## Brief
Rewrite the material below, substituting "clickable" for each "interactable" and leaving everything else unchanged.

(Element boundary records)
>>

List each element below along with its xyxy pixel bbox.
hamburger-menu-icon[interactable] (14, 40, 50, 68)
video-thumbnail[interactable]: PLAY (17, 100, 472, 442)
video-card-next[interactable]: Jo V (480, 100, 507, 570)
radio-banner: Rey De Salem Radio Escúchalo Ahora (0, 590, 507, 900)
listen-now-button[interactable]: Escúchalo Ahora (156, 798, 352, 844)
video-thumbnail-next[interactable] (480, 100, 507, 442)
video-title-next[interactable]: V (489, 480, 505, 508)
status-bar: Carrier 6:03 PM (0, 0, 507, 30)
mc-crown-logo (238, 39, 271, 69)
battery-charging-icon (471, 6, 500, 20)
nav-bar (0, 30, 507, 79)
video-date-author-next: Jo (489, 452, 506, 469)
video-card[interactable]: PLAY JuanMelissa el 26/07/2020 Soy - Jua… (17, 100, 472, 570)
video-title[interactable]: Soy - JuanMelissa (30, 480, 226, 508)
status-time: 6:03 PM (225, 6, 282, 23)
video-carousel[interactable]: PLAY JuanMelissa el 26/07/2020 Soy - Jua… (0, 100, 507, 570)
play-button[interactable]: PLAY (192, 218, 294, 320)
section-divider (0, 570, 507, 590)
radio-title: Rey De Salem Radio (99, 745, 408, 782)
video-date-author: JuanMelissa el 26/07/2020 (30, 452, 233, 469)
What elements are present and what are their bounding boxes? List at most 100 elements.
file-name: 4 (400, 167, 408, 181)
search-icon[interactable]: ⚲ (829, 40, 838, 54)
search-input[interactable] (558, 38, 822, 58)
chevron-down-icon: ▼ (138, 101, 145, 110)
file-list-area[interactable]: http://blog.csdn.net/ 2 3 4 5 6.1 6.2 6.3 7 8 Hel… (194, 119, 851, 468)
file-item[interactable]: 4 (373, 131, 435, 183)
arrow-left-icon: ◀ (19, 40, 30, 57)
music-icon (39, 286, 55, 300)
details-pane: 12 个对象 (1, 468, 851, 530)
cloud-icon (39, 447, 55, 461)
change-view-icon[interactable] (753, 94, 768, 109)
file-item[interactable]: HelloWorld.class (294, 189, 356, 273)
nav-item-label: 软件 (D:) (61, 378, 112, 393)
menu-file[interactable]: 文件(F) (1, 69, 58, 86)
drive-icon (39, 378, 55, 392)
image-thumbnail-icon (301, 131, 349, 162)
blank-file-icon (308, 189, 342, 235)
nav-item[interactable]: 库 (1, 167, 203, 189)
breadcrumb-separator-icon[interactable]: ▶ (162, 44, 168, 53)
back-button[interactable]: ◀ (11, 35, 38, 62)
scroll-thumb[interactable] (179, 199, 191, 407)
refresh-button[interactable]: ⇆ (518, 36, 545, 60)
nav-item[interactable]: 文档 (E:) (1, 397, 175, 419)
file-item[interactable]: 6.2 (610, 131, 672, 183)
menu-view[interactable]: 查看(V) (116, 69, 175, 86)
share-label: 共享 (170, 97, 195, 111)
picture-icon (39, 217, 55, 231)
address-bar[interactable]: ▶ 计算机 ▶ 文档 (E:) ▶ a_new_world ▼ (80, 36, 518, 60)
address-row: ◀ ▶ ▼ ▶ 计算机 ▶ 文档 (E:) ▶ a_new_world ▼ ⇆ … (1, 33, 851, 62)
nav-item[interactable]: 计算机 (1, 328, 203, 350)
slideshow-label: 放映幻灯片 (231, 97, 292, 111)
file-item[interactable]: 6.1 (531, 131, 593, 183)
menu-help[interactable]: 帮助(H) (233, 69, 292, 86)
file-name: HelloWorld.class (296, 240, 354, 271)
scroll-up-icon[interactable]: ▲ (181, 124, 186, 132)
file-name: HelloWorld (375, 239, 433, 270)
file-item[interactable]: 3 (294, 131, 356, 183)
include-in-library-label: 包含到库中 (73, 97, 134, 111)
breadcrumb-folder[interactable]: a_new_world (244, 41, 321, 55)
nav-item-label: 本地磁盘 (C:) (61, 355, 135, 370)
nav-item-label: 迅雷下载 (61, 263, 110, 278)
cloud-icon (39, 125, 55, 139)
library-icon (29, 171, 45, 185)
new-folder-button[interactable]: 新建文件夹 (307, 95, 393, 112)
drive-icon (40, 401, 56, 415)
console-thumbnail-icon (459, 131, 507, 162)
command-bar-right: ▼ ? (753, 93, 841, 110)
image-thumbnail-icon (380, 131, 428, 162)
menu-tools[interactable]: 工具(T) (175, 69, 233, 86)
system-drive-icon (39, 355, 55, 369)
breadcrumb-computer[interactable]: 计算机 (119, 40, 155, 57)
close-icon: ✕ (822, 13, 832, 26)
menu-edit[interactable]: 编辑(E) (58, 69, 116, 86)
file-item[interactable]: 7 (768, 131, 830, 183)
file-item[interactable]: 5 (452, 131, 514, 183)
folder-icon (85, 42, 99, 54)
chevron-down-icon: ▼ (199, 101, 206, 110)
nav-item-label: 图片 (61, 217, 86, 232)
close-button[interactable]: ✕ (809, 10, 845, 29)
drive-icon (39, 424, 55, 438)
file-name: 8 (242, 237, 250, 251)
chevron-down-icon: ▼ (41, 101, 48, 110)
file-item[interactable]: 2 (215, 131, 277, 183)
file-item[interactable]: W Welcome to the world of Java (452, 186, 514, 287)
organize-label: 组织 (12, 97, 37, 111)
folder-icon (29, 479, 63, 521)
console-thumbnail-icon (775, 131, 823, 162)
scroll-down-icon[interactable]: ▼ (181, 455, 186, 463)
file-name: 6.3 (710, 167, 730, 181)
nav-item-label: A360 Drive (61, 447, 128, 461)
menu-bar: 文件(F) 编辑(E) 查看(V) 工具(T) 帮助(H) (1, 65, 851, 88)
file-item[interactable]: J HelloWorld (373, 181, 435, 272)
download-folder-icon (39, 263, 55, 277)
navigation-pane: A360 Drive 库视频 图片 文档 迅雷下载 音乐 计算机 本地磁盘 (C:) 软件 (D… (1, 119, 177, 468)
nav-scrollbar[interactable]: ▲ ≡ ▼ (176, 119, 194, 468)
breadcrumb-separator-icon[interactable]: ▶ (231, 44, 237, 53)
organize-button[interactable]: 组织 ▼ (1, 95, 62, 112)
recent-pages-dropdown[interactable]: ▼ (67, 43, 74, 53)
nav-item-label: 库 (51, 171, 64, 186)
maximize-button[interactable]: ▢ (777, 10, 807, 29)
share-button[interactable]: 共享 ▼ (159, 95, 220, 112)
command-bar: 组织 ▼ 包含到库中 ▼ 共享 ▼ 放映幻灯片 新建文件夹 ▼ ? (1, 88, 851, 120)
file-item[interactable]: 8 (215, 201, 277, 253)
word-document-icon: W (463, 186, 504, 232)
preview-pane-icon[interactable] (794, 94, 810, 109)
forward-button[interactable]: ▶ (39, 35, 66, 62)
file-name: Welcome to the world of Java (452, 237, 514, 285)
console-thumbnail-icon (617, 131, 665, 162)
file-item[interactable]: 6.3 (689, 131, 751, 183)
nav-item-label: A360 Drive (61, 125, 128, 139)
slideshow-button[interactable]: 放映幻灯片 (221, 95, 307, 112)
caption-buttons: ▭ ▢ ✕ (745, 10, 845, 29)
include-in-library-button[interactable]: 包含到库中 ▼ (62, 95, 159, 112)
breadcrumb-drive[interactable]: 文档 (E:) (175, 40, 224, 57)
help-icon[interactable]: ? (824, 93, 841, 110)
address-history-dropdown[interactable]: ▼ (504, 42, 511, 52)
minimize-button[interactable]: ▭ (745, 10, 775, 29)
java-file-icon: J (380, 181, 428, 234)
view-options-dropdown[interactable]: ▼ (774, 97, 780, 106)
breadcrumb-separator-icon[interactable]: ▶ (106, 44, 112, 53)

<<

## Task solution
List each element below along with its xyxy pixel bbox.
hamburger-menu-icon[clickable] (14, 40, 50, 68)
video-thumbnail[clickable]: PLAY (17, 100, 472, 442)
video-card-next[clickable]: Jo V (480, 100, 507, 570)
radio-banner: Rey De Salem Radio Escúchalo Ahora (0, 590, 507, 900)
listen-now-button[clickable]: Escúchalo Ahora (156, 798, 352, 844)
video-thumbnail-next[clickable] (480, 100, 507, 442)
video-title-next[clickable]: V (489, 480, 505, 508)
status-bar: Carrier 6:03 PM (0, 0, 507, 30)
mc-crown-logo (238, 39, 271, 69)
battery-charging-icon (471, 6, 500, 20)
nav-bar (0, 30, 507, 79)
video-date-author-next: Jo (489, 452, 506, 469)
video-card[clickable]: PLAY JuanMelissa el 26/07/2020 Soy - Jua… (17, 100, 472, 570)
video-title[clickable]: Soy - JuanMelissa (30, 480, 226, 508)
status-time: 6:03 PM (225, 6, 282, 23)
video-carousel[clickable]: PLAY JuanMelissa el 26/07/2020 Soy - Jua… (0, 100, 507, 570)
play-button[clickable]: PLAY (192, 218, 294, 320)
section-divider (0, 570, 507, 590)
radio-title: Rey De Salem Radio (99, 745, 408, 782)
video-date-author: JuanMelissa el 26/07/2020 (30, 452, 233, 469)
What elements are present and what are their bounding boxes? List at most 100 elements.
file-name: 4 (400, 167, 408, 181)
search-icon[clickable]: ⚲ (829, 40, 838, 54)
search-input[clickable] (558, 38, 822, 58)
chevron-down-icon: ▼ (138, 101, 145, 110)
file-list-area[clickable]: http://blog.csdn.net/ 2 3 4 5 6.1 6.2 6.3 7 8 Hel… (194, 119, 851, 468)
file-item[clickable]: 4 (373, 131, 435, 183)
arrow-left-icon: ◀ (19, 40, 30, 57)
music-icon (39, 286, 55, 300)
details-pane: 12 个对象 (1, 468, 851, 530)
cloud-icon (39, 447, 55, 461)
change-view-icon[clickable] (753, 94, 768, 109)
file-item[clickable]: HelloWorld.class (294, 189, 356, 273)
nav-item-label: 软件 (D:) (61, 378, 112, 393)
menu-file[clickable]: 文件(F) (1, 69, 58, 86)
drive-icon (39, 378, 55, 392)
image-thumbnail-icon (301, 131, 349, 162)
blank-file-icon (308, 189, 342, 235)
nav-item[clickable]: 库 (1, 167, 203, 189)
breadcrumb-separator-icon[clickable]: ▶ (162, 44, 168, 53)
back-button[clickable]: ◀ (11, 35, 38, 62)
scroll-thumb[clickable] (179, 199, 191, 407)
refresh-button[clickable]: ⇆ (518, 36, 545, 60)
nav-item[clickable]: 文档 (E:) (1, 397, 175, 419)
file-item[clickable]: 6.2 (610, 131, 672, 183)
menu-view[clickable]: 查看(V) (116, 69, 175, 86)
share-label: 共享 (170, 97, 195, 111)
picture-icon (39, 217, 55, 231)
address-bar[clickable]: ▶ 计算机 ▶ 文档 (E:) ▶ a_new_world ▼ (80, 36, 518, 60)
address-row: ◀ ▶ ▼ ▶ 计算机 ▶ 文档 (E:) ▶ a_new_world ▼ ⇆ … (1, 33, 851, 62)
nav-item[clickable]: 计算机 (1, 328, 203, 350)
slideshow-label: 放映幻灯片 (231, 97, 292, 111)
file-item[clickable]: 6.1 (531, 131, 593, 183)
menu-help[clickable]: 帮助(H) (233, 69, 292, 86)
file-name: HelloWorld.class (296, 240, 354, 271)
scroll-up-icon[clickable]: ▲ (181, 124, 186, 132)
file-name: HelloWorld (375, 239, 433, 270)
file-item[clickable]: 3 (294, 131, 356, 183)
include-in-library-label: 包含到库中 (73, 97, 134, 111)
breadcrumb-folder[clickable]: a_new_world (244, 41, 321, 55)
nav-item-label: 本地磁盘 (C:) (61, 355, 135, 370)
nav-item-label: 迅雷下载 (61, 263, 110, 278)
cloud-icon (39, 125, 55, 139)
library-icon (29, 171, 45, 185)
new-folder-button[clickable]: 新建文件夹 (307, 95, 393, 112)
drive-icon (40, 401, 56, 415)
console-thumbnail-icon (459, 131, 507, 162)
command-bar-right: ▼ ? (753, 93, 841, 110)
image-thumbnail-icon (380, 131, 428, 162)
menu-tools[clickable]: 工具(T) (175, 69, 233, 86)
system-drive-icon (39, 355, 55, 369)
breadcrumb-computer[clickable]: 计算机 (119, 40, 155, 57)
close-icon: ✕ (822, 13, 832, 26)
menu-edit[clickable]: 编辑(E) (58, 69, 116, 86)
file-item[clickable]: 7 (768, 131, 830, 183)
file-item[clickable]: 5 (452, 131, 514, 183)
folder-icon (85, 42, 99, 54)
chevron-down-icon: ▼ (199, 101, 206, 110)
nav-item-label: 图片 (61, 217, 86, 232)
close-button[clickable]: ✕ (809, 10, 845, 29)
drive-icon (39, 424, 55, 438)
file-name: 8 (242, 237, 250, 251)
chevron-down-icon: ▼ (41, 101, 48, 110)
file-item[clickable]: 2 (215, 131, 277, 183)
file-item[clickable]: W Welcome to the world of Java (452, 186, 514, 287)
organize-label: 组织 (12, 97, 37, 111)
folder-icon (29, 479, 63, 521)
console-thumbnail-icon (775, 131, 823, 162)
scroll-down-icon[clickable]: ▼ (181, 455, 186, 463)
file-name: 6.3 (710, 167, 730, 181)
nav-item-label: A360 Drive (61, 447, 128, 461)
menu-bar: 文件(F) 编辑(E) 查看(V) 工具(T) 帮助(H) (1, 65, 851, 88)
file-item[clickable]: J HelloWorld (373, 181, 435, 272)
download-folder-icon (39, 263, 55, 277)
navigation-pane: A360 Drive 库视频 图片 文档 迅雷下载 音乐 计算机 本地磁盘 (C:) 软件 (D… (1, 119, 177, 468)
nav-scrollbar[clickable]: ▲ ≡ ▼ (176, 119, 194, 468)
breadcrumb-separator-icon[clickable]: ▶ (231, 44, 237, 53)
organize-button[clickable]: 组织 ▼ (1, 95, 62, 112)
recent-pages-dropdown[clickable]: ▼ (67, 43, 74, 53)
nav-item-label: 库 (51, 171, 64, 186)
maximize-button[clickable]: ▢ (777, 10, 807, 29)
share-button[clickable]: 共享 ▼ (159, 95, 220, 112)
command-bar: 组织 ▼ 包含到库中 ▼ 共享 ▼ 放映幻灯片 新建文件夹 ▼ ? (1, 88, 851, 120)
file-item[clickable]: 8 (215, 201, 277, 253)
word-document-icon: W (463, 186, 504, 232)
preview-pane-icon[clickable] (794, 94, 810, 109)
forward-button[clickable]: ▶ (39, 35, 66, 62)
file-name: Welcome to the world of Java (452, 237, 514, 285)
console-thumbnail-icon (617, 131, 665, 162)
file-item[clickable]: 6.3 (689, 131, 751, 183)
nav-item-label: A360 Drive (61, 125, 128, 139)
slideshow-button[clickable]: 放映幻灯片 (221, 95, 307, 112)
caption-buttons: ▭ ▢ ✕ (745, 10, 845, 29)
include-in-library-button[clickable]: 包含到库中 ▼ (62, 95, 159, 112)
breadcrumb-drive[clickable]: 文档 (E:) (175, 40, 224, 57)
help-icon[clickable]: ? (824, 93, 841, 110)
address-history-dropdown[clickable]: ▼ (504, 42, 511, 52)
minimize-button[clickable]: ▭ (745, 10, 775, 29)
java-file-icon: J (380, 181, 428, 234)
view-options-dropdown[clickable]: ▼ (774, 97, 780, 106)
breadcrumb-separator-icon[clickable]: ▶ (106, 44, 112, 53)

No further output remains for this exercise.